■ Exercise ■
Below is a listing; copy all of it exactly.

─── Given records

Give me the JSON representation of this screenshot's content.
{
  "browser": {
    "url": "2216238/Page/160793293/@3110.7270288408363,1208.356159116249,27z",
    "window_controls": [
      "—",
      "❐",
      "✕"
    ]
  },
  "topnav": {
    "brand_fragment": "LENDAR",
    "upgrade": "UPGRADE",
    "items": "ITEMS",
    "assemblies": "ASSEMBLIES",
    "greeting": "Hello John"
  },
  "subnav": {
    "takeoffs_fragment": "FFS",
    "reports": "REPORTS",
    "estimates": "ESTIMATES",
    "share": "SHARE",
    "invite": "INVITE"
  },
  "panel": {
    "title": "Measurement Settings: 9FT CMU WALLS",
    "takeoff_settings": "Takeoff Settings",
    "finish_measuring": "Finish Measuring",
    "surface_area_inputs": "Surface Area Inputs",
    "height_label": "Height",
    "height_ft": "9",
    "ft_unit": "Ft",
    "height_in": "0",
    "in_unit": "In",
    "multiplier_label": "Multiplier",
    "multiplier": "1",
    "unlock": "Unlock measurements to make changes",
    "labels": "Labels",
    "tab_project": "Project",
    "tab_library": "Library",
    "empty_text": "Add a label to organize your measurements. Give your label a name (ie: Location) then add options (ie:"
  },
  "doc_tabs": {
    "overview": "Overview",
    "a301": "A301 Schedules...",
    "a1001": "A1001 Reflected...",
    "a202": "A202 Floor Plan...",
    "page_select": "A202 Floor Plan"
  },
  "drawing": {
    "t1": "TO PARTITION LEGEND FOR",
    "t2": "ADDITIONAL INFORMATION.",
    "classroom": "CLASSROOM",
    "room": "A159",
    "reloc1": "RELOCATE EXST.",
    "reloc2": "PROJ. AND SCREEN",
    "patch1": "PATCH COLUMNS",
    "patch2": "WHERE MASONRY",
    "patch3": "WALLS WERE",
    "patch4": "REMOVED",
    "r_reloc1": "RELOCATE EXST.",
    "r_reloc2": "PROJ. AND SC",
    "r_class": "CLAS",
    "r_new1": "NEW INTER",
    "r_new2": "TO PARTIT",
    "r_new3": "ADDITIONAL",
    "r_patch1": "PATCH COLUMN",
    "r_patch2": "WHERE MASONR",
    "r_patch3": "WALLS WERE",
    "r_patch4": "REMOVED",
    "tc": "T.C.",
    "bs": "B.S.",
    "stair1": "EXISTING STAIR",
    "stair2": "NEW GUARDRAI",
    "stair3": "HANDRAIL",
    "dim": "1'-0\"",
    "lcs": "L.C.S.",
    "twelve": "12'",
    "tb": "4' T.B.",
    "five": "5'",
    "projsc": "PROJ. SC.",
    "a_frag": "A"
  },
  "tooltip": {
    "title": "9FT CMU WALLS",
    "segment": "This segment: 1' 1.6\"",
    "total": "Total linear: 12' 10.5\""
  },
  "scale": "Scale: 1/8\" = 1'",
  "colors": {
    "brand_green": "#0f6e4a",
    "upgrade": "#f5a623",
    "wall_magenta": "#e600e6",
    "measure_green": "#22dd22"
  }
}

──────

■ Task response ■
Give me the JSON representation of this screenshot's content.
{
  "browser": {
    "url": "2216238/Page/160793293/@3110.7270288408363,1208.356159116249,27z",
    "window_controls": [
      "—",
      "❐",
      "✕"
    ]
  },
  "topnav": {
    "brand_fragment": "LENDAR",
    "upgrade": "UPGRADE",
    "items": "ITEMS",
    "assemblies": "ASSEMBLIES",
    "greeting": "Hello John"
  },
  "subnav": {
    "takeoffs_fragment": "FFS",
    "reports": "REPORTS",
    "estimates": "ESTIMATES",
    "share": "SHARE",
    "invite": "INVITE"
  },
  "panel": {
    "title": "Measurement Settings: 9FT CMU WALLS",
    "takeoff_settings": "Takeoff Settings",
    "finish_measuring": "Finish Measuring",
    "surface_area_inputs": "Surface Area Inputs",
    "height_label": "Height",
    "height_ft": "9",
    "ft_unit": "Ft",
    "height_in": "0",
    "in_unit": "In",
    "multiplier_label": "Multiplier",
    "multiplier": "1",
    "unlock": "Unlock measurements to make changes",
    "labels": "Labels",
    "tab_project": "Project",
    "tab_library": "Library",
    "empty_text": "Add a label to organize your measurements. Give your label a name (ie: Location) then add options (ie:"
  },
  "doc_tabs": {
    "overview": "Overview",
    "a301": "A301 Schedules...",
    "a1001": "A1001 Reflected...",
    "a202": "A202 Floor Plan...",
    "page_select": "A202 Floor Plan"
  },
  "drawing": {
    "t1": "TO PARTITION LEGEND FOR",
    "t2": "ADDITIONAL INFORMATION.",
    "classroom": "CLASSROOM",
    "room": "A159",
    "reloc1": "RELOCATE EXST.",
    "reloc2": "PROJ. AND SCREEN",
    "patch1": "PATCH COLUMNS",
    "patch2": "WHERE MASONRY",
    "patch3": "WALLS WERE",
    "patch4": "REMOVED",
    "r_reloc1": "RELOCATE EXST.",
    "r_reloc2": "PROJ. AND SC",
    "r_class": "CLAS",
    "r_new1": "NEW INTER",
    "r_new2": "TO PARTIT",
    "r_new3": "ADDITIONAL",
    "r_patch1": "PATCH COLUMN",
    "r_patch2": "WHERE MASONR",
    "r_patch3": "WALLS WERE",
    "r_patch4": "REMOVED",
    "tc": "T.C.",
    "bs": "B.S.",
    "stair1": "EXISTING STAIR",
    "stair2": "NEW GUARDRAI",
    "stair3": "HANDRAIL",
    "dim": "1'-0\"",
    "lcs": "L.C.S.",
    "twelve": "12'",
    "tb": "4' T.B.",
    "five": "5'",
    "projsc": "PROJ. SC.",
    "a_frag": "A"
  },
  "tooltip": {
    "title": "9FT CMU WALLS",
    "segment": "This segment: 1' 1.6\"",
    "total": "Total linear: 12' 10.5\""
  },
  "scale": "Scale: 1/8\" = 1'",
  "colors": {
    "brand_green": "#0f6e4a",
    "upgrade": "#f5a623",
    "wall_magenta": "#e600e6",
    "measure_green": "#22dd22"
  }
}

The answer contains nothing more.